§ **EXERCISE INPUTS**
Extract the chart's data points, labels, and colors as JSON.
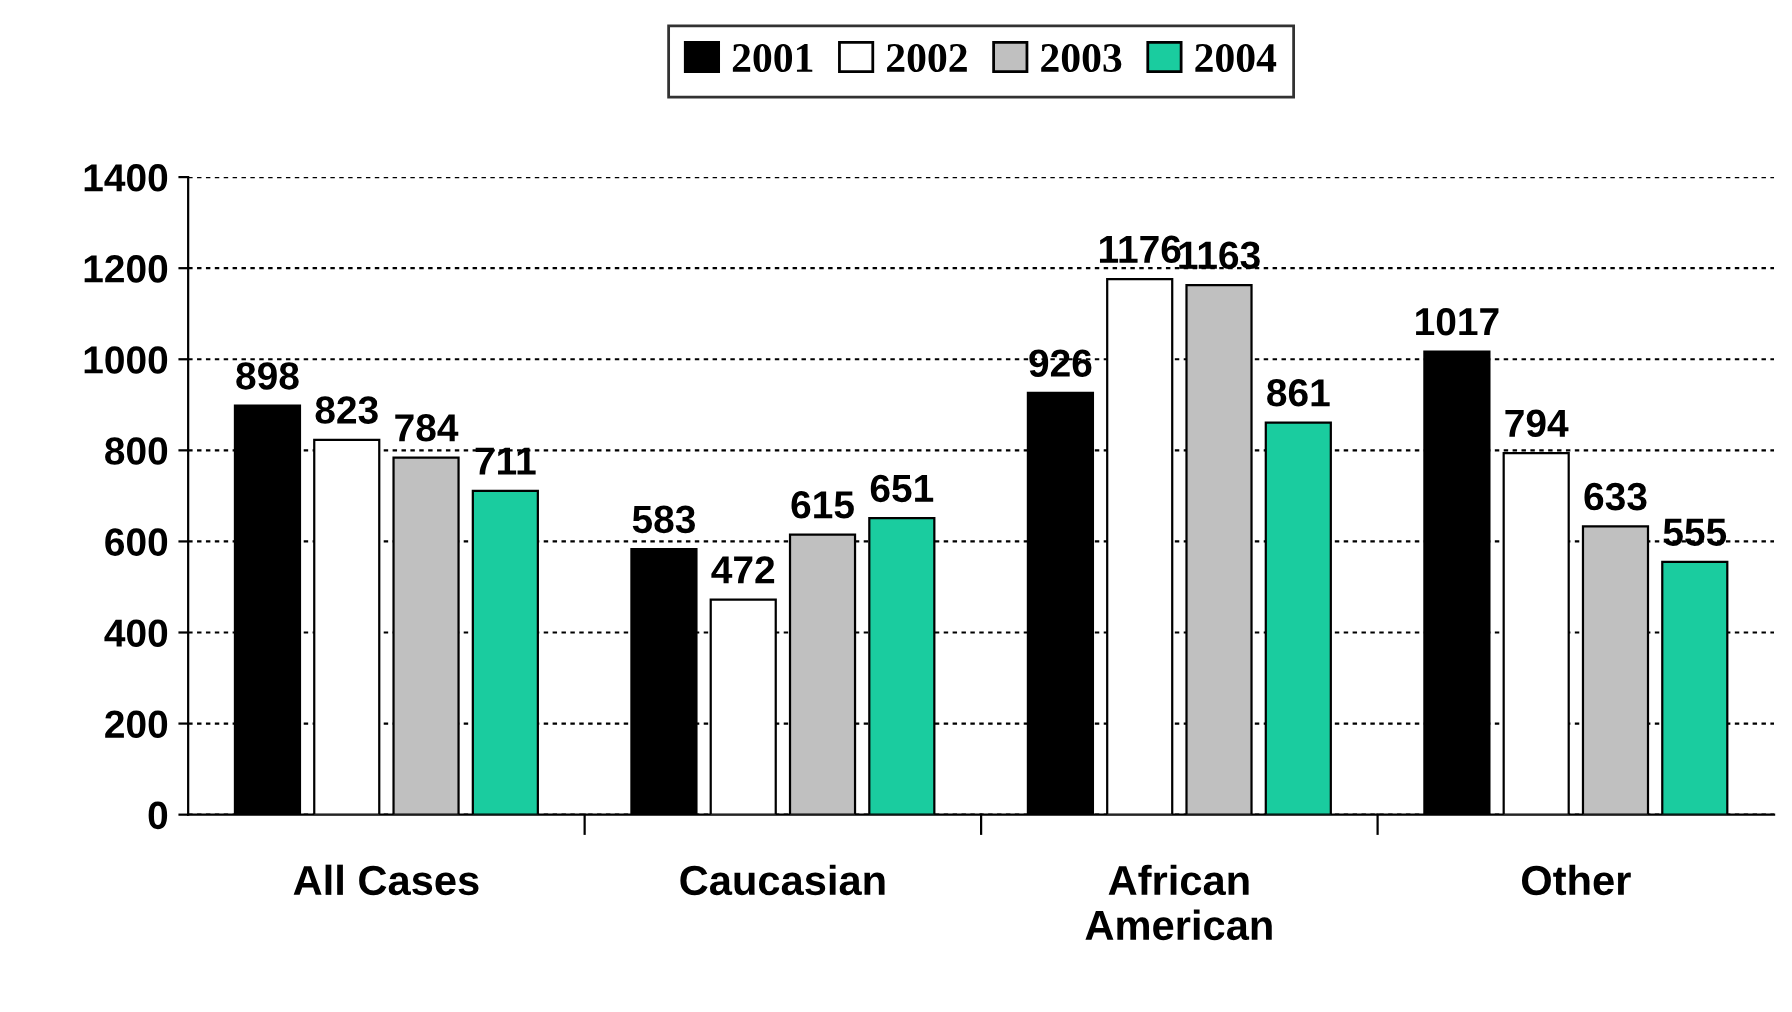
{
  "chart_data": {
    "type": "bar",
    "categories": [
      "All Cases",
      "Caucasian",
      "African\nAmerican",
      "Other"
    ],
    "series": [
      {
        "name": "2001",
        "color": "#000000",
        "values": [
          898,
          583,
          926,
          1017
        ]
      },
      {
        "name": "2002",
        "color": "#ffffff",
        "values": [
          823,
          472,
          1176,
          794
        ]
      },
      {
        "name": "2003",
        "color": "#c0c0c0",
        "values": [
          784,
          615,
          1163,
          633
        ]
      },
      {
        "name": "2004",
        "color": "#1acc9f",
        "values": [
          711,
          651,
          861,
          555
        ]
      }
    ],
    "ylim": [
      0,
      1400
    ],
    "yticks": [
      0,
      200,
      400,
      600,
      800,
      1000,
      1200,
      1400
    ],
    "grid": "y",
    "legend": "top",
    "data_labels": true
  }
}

§ **AIM OF THE TASK**
Reproduce each line word for word and drop the pictures.

§ **EXPECTED OUTPUT**
Extract the chart's data points, labels, and colors as JSON.
{
  "chart_data": {
    "type": "bar",
    "categories": [
      "All Cases",
      "Caucasian",
      "African\nAmerican",
      "Other"
    ],
    "series": [
      {
        "name": "2001",
        "color": "#000000",
        "values": [
          898,
          583,
          926,
          1017
        ]
      },
      {
        "name": "2002",
        "color": "#ffffff",
        "values": [
          823,
          472,
          1176,
          794
        ]
      },
      {
        "name": "2003",
        "color": "#c0c0c0",
        "values": [
          784,
          615,
          1163,
          633
        ]
      },
      {
        "name": "2004",
        "color": "#1acc9f",
        "values": [
          711,
          651,
          861,
          555
        ]
      }
    ],
    "ylim": [
      0,
      1400
    ],
    "yticks": [
      0,
      200,
      400,
      600,
      800,
      1000,
      1200,
      1400
    ],
    "grid": "y",
    "legend": "top",
    "data_labels": true
  }
}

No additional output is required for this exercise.